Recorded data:
____________

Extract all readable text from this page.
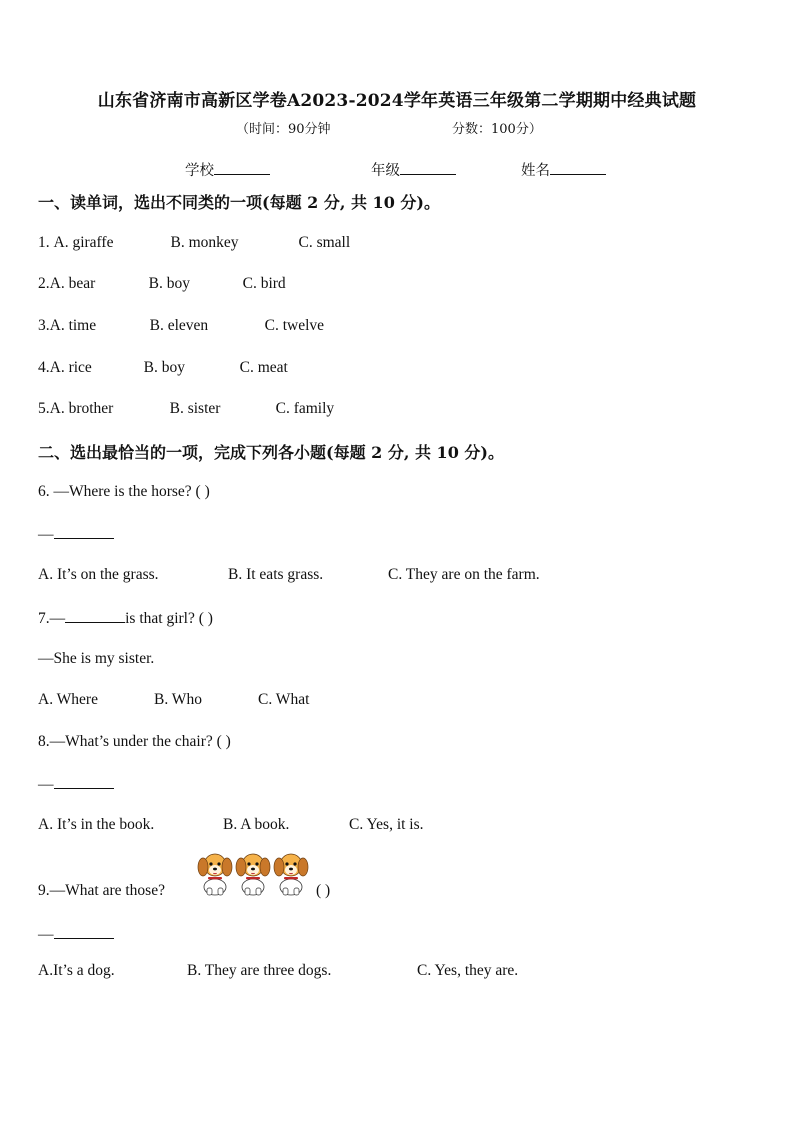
山东省济南市高新区学卷A2023-2024学年英语三年级第二学期期中经典试题
（时间：90分钟	分数：100分）
学校	年级	姓名
一、读单词，选出不同类的一项(每题 2 分, 共 10 分)。
1. A. giraffe	B. monkey	C. small
2.A. bear	B. boy	C. bird
3.A. time	B. eleven	C. twelve
4.A. rice	B. boy	C. meat
5.A. brother	B. sister	C. family
二、选出最恰当的一项，完成下列各小题(每题 2 分, 共 10 分)。
6. —Where is the horse? ( )
—
A. It’s on the grass.	B. It eats grass.	C. They are on the farm.
7.—	is that girl? ( )
—She is my sister.
A. Where	B. Who	C. What
8.—What’s under the chair? ( )
—
A. It’s in the book.	B. A book.	C. Yes, it is.
9.—What are those?	( )
—
A.It’s a dog.	B. They are three dogs.	C. Yes, they are.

____________

In the material above, find each line that contains the word "What", and select it.

A. Where	B. Who	C. What
8.—What’s under the chair? ( )
9.—What are those?	( )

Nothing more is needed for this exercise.